EXERCISE AIM - Write out, precisely and in full, each line of the material.

DATASET ROWS -
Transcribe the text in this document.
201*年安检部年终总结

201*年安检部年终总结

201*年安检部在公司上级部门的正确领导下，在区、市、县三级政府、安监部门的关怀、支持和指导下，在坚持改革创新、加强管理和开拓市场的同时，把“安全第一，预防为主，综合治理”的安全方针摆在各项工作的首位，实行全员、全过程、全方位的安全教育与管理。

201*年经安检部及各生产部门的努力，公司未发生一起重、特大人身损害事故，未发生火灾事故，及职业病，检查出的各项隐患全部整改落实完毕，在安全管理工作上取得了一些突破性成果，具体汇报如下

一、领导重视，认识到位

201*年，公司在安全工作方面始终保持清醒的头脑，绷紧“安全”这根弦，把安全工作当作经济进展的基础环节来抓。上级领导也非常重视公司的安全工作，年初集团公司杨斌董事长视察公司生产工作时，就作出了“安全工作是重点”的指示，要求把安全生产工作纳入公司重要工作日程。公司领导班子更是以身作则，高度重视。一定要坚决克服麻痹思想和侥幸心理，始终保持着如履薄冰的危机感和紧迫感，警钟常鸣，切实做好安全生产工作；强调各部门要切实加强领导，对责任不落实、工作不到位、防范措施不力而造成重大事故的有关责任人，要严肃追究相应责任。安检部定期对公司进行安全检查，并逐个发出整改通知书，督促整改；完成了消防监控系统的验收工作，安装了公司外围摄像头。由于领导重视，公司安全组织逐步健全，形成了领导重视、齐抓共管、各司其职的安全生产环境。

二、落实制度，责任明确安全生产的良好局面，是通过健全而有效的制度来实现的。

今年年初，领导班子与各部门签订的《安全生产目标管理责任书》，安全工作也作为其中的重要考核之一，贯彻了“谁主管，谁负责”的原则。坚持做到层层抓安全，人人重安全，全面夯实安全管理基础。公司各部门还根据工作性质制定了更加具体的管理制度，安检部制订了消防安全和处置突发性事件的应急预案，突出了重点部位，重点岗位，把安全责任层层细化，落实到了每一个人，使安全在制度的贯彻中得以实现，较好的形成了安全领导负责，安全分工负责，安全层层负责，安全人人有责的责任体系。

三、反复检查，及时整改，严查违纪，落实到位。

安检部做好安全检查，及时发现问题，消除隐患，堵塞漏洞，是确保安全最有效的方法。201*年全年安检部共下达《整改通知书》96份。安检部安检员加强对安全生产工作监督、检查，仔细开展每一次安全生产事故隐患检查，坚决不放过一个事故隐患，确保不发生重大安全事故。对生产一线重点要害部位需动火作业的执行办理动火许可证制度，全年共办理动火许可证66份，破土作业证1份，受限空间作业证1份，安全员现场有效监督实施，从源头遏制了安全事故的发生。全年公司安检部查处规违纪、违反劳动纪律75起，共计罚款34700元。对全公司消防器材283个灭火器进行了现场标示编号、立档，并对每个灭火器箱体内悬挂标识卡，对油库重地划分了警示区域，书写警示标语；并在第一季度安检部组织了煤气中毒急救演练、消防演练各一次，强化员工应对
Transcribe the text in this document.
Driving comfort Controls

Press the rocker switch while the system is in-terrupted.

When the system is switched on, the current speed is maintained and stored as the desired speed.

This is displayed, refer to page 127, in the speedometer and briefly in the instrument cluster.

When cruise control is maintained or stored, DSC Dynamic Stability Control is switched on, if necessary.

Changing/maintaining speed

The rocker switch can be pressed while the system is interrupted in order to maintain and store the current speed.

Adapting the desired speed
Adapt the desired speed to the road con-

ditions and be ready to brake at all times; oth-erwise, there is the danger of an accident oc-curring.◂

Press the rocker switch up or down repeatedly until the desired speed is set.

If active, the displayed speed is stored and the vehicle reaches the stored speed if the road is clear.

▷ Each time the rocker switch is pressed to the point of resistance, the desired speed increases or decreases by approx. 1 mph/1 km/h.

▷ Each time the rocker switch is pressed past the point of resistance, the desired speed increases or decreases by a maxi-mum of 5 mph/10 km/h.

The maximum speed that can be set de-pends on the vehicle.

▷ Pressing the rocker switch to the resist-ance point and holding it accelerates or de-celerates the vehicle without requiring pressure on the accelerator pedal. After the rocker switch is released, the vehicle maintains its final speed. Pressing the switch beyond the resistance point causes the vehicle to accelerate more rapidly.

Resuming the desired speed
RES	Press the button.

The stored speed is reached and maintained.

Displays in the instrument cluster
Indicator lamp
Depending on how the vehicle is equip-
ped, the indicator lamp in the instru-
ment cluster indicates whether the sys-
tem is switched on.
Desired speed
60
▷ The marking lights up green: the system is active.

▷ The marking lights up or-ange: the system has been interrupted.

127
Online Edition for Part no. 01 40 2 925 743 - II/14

SOLUTION TO THIS EXERCISE -
Transcribe the text in this document.
201*年安检部年终总结

201*年安检部年终总结

201*年安检部在公司上级部门的正确领导下，在区、市、县三级政府、安监部门的关怀、支持和指导下，在坚持改革创新、加强管理和开拓市场的同时，把“安全第一，预防为主，综合治理”的安全方针摆在各项工作的首位，实行全员、全过程、全方位的安全教育与管理。

201*年经安检部及各生产部门的努力，公司未发生一起重、特大人身损害事故，未发生火灾事故，及职业病，检查出的各项隐患全部整改落实完毕，在安全管理工作上取得了一些突破性成果，具体汇报如下

一、领导重视，认识到位

201*年，公司在安全工作方面始终保持清醒的头脑，绷紧“安全”这根弦，把安全工作当作经济进展的基础环节来抓。上级领导也非常重视公司的安全工作，年初集团公司杨斌董事长视察公司生产工作时，就作出了“安全工作是重点”的指示，要求把安全生产工作纳入公司重要工作日程。公司领导班子更是以身作则，高度重视。一定要坚决克服麻痹思想和侥幸心理，始终保持着如履薄冰的危机感和紧迫感，警钟常鸣，切实做好安全生产工作；强调各部门要切实加强领导，对责任不落实、工作不到位、防范措施不力而造成重大事故的有关责任人，要严肃追究相应责任。安检部定期对公司进行安全检查，并逐个发出整改通知书，督促整改；完成了消防监控系统的验收工作，安装了公司外围摄像头。由于领导重视，公司安全组织逐步健全，形成了领导重视、齐抓共管、各司其职的安全生产环境。

二、落实制度，责任明确安全生产的良好局面，是通过健全而有效的制度来实现的。

今年年初，领导班子与各部门签订的《安全生产目标管理责任书》，安全工作也作为其中的重要考核之一，贯彻了“谁主管，谁负责”的原则。坚持做到层层抓安全，人人重安全，全面夯实安全管理基础。公司各部门还根据工作性质制定了更加具体的管理制度，安检部制订了消防安全和处置突发性事件的应急预案，突出了重点部位，重点岗位，把安全责任层层细化，落实到了每一个人，使安全在制度的贯彻中得以实现，较好的形成了安全领导负责，安全分工负责，安全层层负责，安全人人有责的责任体系。

三、反复检查，及时整改，严查违纪，落实到位。

安检部做好安全检查，及时发现问题，消除隐患，堵塞漏洞，是确保安全最有效的方法。201*年全年安检部共下达《整改通知书》96份。安检部安检员加强对安全生产工作监督、检查，仔细开展每一次安全生产事故隐患检查，坚决不放过一个事故隐患，确保不发生重大安全事故。对生产一线重点要害部位需动火作业的执行办理动火许可证制度，全年共办理动火许可证66份，破土作业证1份，受限空间作业证1份，安全员现场有效监督实施，从源头遏制了安全事故的发生。全年公司安检部查处规违纪、违反劳动纪律75起，共计罚款34700元。对全公司消防器材283个灭火器进行了现场标示编号、立档，并对每个灭火器箱体内悬挂标识卡，对油库重地划分了警示区域，书写警示标语；并在第一季度安检部组织了煤气中毒急救演练、消防演练各一次，强化员工应对
Transcribe the text in this document.
Driving comfort Controls

Press the rocker switch while the system is in-terrupted.

When the system is switched on, the current speed is maintained and stored as the desired speed.

This is displayed, refer to page 127, in the speedometer and briefly in the instrument cluster.

When cruise control is maintained or stored, DSC Dynamic Stability Control is switched on, if necessary.

Changing/maintaining speed

The rocker switch can be pressed while the system is interrupted in order to maintain and store the current speed.

Adapting the desired speed
Adapt the desired speed to the road con-

ditions and be ready to brake at all times; oth-erwise, there is the danger of an accident oc-curring.◂

Press the rocker switch up or down repeatedly until the desired speed is set.

If active, the displayed speed is stored and the vehicle reaches the stored speed if the road is clear.

▷ Each time the rocker switch is pressed to the point of resistance, the desired speed increases or decreases by approx. 1 mph/1 km/h.

▷ Each time the rocker switch is pressed past the point of resistance, the desired speed increases or decreases by a maxi-mum of 5 mph/10 km/h.

The maximum speed that can be set de-pends on the vehicle.

▷ Pressing the rocker switch to the resist-ance point and holding it accelerates or de-celerates the vehicle without requiring pressure on the accelerator pedal. After the rocker switch is released, the vehicle maintains its final speed. Pressing the switch beyond the resistance point causes the vehicle to accelerate more rapidly.

Resuming the desired speed
RES	Press the button.

The stored speed is reached and maintained.

Displays in the instrument cluster
Indicator lamp
Depending on how the vehicle is equip-
ped, the indicator lamp in the instru-
ment cluster indicates whether the sys-
tem is switched on.
Desired speed
60
▷ The marking lights up green: the system is active.

▷ The marking lights up or-ange: the system has been interrupted.

127
Online Edition for Part no. 01 40 2 925 743 - II/14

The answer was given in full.